* **Aim**: Locate "Read this page and output its text content." in the listing. Transcribe the line that contains it and every line that follows, through the last, omitting all pictures.

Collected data
* * * * * * *

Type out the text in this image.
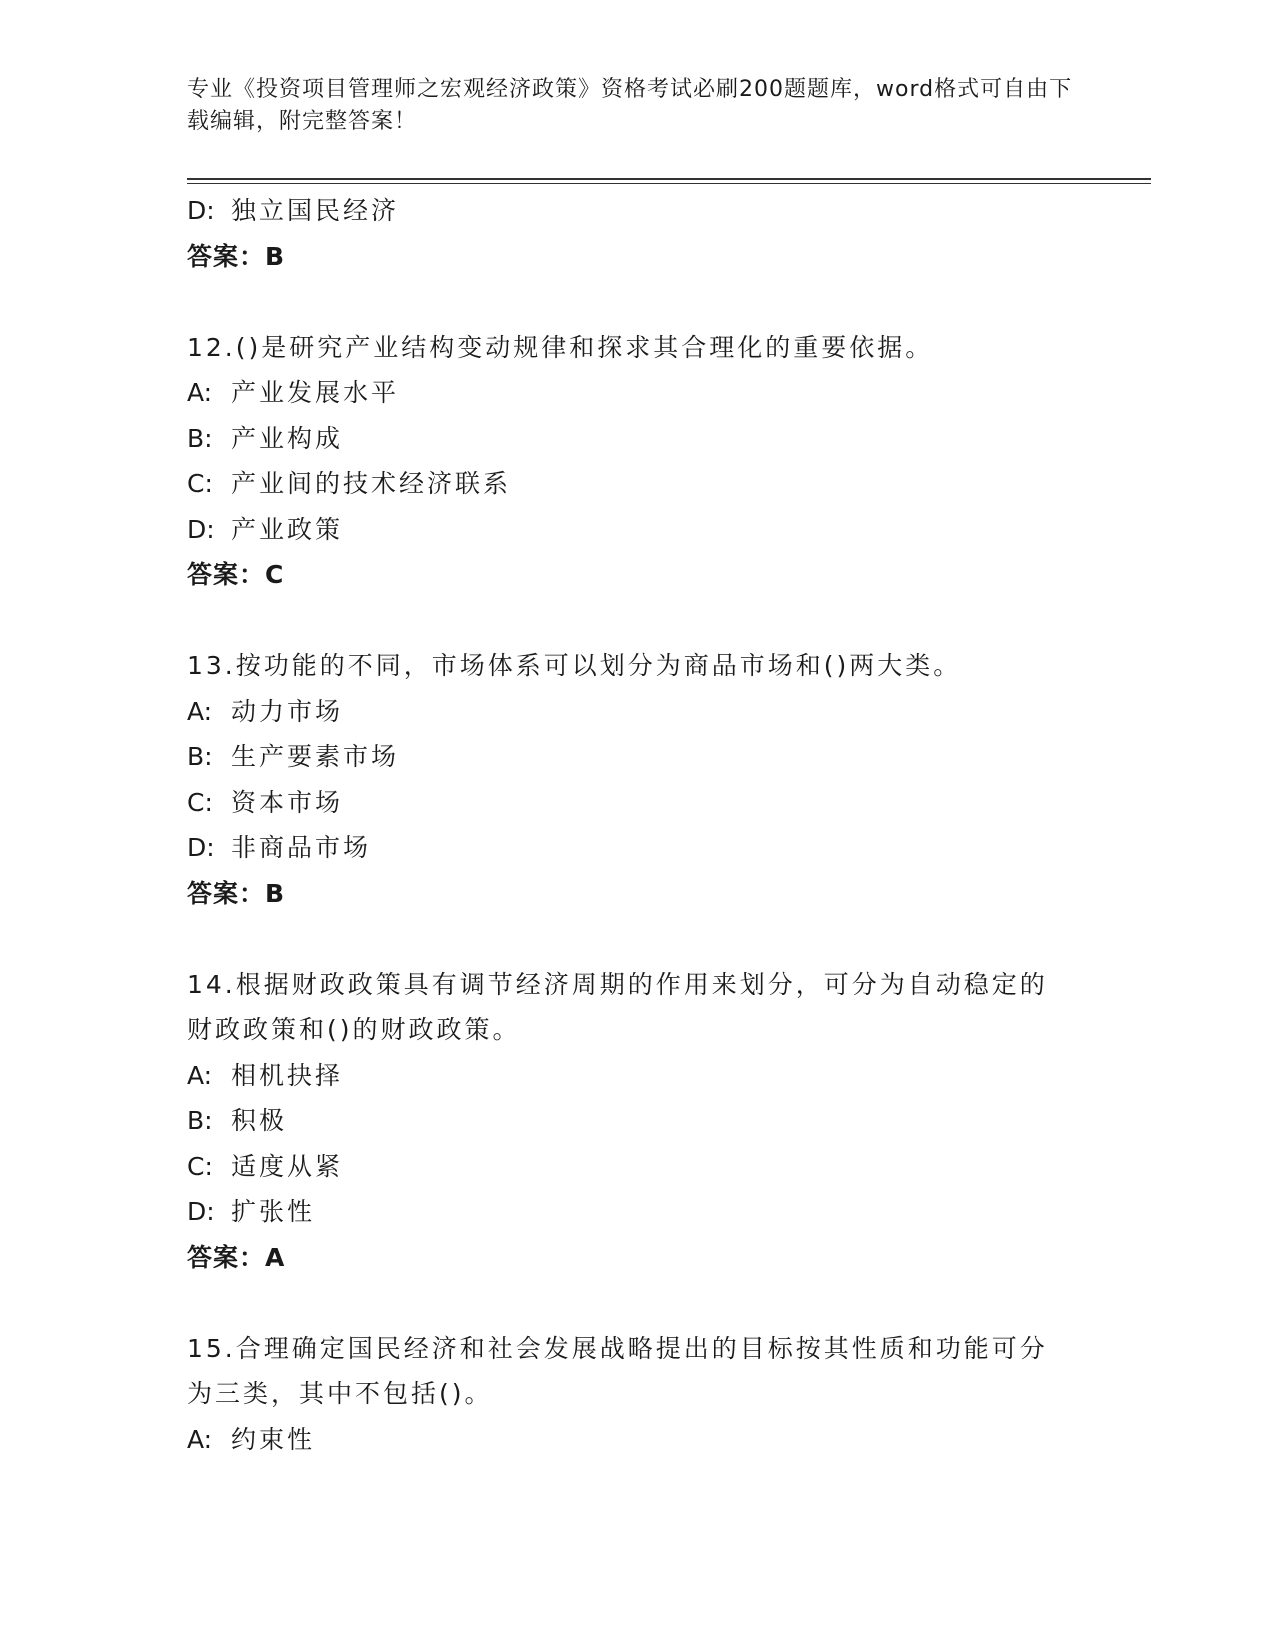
专业《投资项目管理师之宏观经济政策》资格考试必刷200题题库，word格式可自由下载编辑，附完整答案！
D: 独立国民经济
答案：B
12.()是研究产业结构变动规律和探求其合理化的重要依据。
A: 产业发展水平
B: 产业构成
C: 产业间的技术经济联系
D: 产业政策
答案：C
13.按功能的不同，市场体系可以划分为商品市场和()两大类。
A: 动力市场
B: 生产要素市场
C: 资本市场
D: 非商品市场
答案：B
14.根据财政政策具有调节经济周期的作用来划分，可分为自动稳定的财政政策和()的财政政策。
A: 相机抉择
B: 积极
C: 适度从紧
D: 扩张性
答案：A
15.合理确定国民经济和社会发展战略提出的目标按其性质和功能可分为三类，其中不包括()。
A: 约束性
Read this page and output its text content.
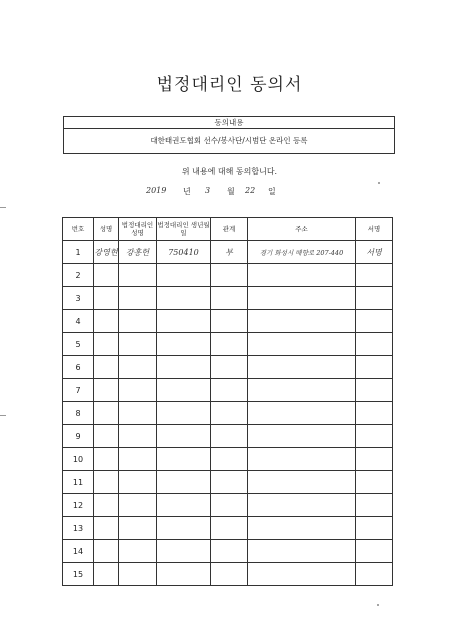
법정대리인 동의서
동의내용
대한태권도협회 선수/봉사단/시범단 온라인 등록
위 내용에 대해 동의합니다.
2019 년 3 월 22 일
번호	성명	법정대리인 성명	법정대리인 생년월일	관계	주소	서명
1	강영현	강홍헌	750410	부	경기 화성시 매향로 207-440	서명
2						
3						
4						
5						
6						
7						
8						
9						
10						
11						
12						
13						
14						
15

* * * * * * *

* **Answer to the task**:
Read this page and output its text content.
법정대리인 동의서
동의내용
대한태권도협회 선수/봉사단/시범단 온라인 등록
위 내용에 대해 동의합니다.
2019 년 3 월 22 일
번호	성명	법정대리인 성명	법정대리인 생년월일	관계	주소	서명
1	강영현	강홍헌	750410	부	경기 화성시 매향로 207-440	서명
2						
3						
4						
5						
6						
7						
8						
9						
10						
11						
12						
13						
14						
15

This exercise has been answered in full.